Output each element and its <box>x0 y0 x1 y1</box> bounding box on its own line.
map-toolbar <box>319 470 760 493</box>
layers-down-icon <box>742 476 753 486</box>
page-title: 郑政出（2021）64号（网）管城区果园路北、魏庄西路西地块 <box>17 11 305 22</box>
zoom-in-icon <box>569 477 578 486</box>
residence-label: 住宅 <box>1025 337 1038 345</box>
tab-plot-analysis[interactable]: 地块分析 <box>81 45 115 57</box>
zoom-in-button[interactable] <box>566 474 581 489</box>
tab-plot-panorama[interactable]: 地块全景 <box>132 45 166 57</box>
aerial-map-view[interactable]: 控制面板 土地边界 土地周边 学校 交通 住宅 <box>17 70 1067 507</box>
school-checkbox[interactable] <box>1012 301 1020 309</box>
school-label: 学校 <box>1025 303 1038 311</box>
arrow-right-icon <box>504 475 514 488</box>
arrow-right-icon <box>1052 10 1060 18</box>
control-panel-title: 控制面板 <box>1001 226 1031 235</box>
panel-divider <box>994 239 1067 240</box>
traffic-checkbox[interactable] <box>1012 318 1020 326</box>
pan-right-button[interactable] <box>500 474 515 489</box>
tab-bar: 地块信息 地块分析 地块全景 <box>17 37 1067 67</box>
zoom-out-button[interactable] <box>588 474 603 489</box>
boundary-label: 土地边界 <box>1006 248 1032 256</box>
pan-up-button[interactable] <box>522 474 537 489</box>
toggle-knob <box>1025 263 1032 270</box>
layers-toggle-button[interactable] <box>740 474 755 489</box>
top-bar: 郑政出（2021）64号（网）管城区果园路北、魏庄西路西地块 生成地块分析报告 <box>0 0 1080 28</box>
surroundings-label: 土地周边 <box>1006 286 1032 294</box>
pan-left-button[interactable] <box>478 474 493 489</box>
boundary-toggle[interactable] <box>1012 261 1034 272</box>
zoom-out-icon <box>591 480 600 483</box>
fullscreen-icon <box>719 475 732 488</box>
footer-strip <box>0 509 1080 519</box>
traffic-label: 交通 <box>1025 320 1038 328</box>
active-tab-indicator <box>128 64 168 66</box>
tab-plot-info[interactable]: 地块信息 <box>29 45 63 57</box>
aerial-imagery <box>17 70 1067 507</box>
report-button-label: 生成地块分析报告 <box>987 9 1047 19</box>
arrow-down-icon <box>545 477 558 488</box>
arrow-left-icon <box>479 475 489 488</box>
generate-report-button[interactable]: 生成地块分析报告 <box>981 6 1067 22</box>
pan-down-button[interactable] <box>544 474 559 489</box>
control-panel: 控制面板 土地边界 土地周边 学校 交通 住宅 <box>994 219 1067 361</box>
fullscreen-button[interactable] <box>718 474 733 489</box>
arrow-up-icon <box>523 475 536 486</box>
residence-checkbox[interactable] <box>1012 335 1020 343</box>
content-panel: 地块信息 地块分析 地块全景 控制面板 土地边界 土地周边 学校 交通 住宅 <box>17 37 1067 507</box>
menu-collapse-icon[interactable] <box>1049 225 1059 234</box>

• _PROBLEM_
Rewrite all of the records above, substituting "chevron-right-icon" for each occurrence of "arrow-right-icon" and changing nothing else.

• _OUTPUT BELOW_
Output each element and its <box>x0 y0 x1 y1</box> bounding box on its own line.
map-toolbar <box>319 470 760 493</box>
layers-down-icon <box>742 476 753 486</box>
page-title: 郑政出（2021）64号（网）管城区果园路北、魏庄西路西地块 <box>17 11 305 22</box>
zoom-in-icon <box>569 477 578 486</box>
residence-label: 住宅 <box>1025 337 1038 345</box>
tab-plot-analysis[interactable]: 地块分析 <box>81 45 115 57</box>
zoom-in-button[interactable] <box>566 474 581 489</box>
tab-plot-panorama[interactable]: 地块全景 <box>132 45 166 57</box>
aerial-map-view[interactable]: 控制面板 土地边界 土地周边 学校 交通 住宅 <box>17 70 1067 507</box>
school-checkbox[interactable] <box>1012 301 1020 309</box>
school-label: 学校 <box>1025 303 1038 311</box>
chevron-right-icon <box>504 475 514 488</box>
chevron-right-icon <box>1052 10 1060 18</box>
control-panel-title: 控制面板 <box>1001 226 1031 235</box>
panel-divider <box>994 239 1067 240</box>
traffic-checkbox[interactable] <box>1012 318 1020 326</box>
pan-right-button[interactable] <box>500 474 515 489</box>
tab-bar: 地块信息 地块分析 地块全景 <box>17 37 1067 67</box>
zoom-out-button[interactable] <box>588 474 603 489</box>
boundary-label: 土地边界 <box>1006 248 1032 256</box>
pan-up-button[interactable] <box>522 474 537 489</box>
toggle-knob <box>1025 263 1032 270</box>
layers-toggle-button[interactable] <box>740 474 755 489</box>
top-bar: 郑政出（2021）64号（网）管城区果园路北、魏庄西路西地块 生成地块分析报告 <box>0 0 1080 28</box>
surroundings-label: 土地周边 <box>1006 286 1032 294</box>
pan-left-button[interactable] <box>478 474 493 489</box>
boundary-toggle[interactable] <box>1012 261 1034 272</box>
zoom-out-icon <box>591 480 600 483</box>
fullscreen-icon <box>719 475 732 488</box>
footer-strip <box>0 509 1080 519</box>
traffic-label: 交通 <box>1025 320 1038 328</box>
active-tab-indicator <box>128 64 168 66</box>
tab-plot-info[interactable]: 地块信息 <box>29 45 63 57</box>
aerial-imagery <box>17 70 1067 507</box>
report-button-label: 生成地块分析报告 <box>987 9 1047 19</box>
arrow-down-icon <box>545 477 558 488</box>
arrow-left-icon <box>479 475 489 488</box>
generate-report-button[interactable]: 生成地块分析报告 <box>981 6 1067 22</box>
pan-down-button[interactable] <box>544 474 559 489</box>
control-panel: 控制面板 土地边界 土地周边 学校 交通 住宅 <box>994 219 1067 361</box>
fullscreen-button[interactable] <box>718 474 733 489</box>
arrow-up-icon <box>523 475 536 486</box>
residence-checkbox[interactable] <box>1012 335 1020 343</box>
content-panel: 地块信息 地块分析 地块全景 控制面板 土地边界 土地周边 学校 交通 住宅 <box>17 37 1067 507</box>
menu-collapse-icon[interactable] <box>1049 225 1059 234</box>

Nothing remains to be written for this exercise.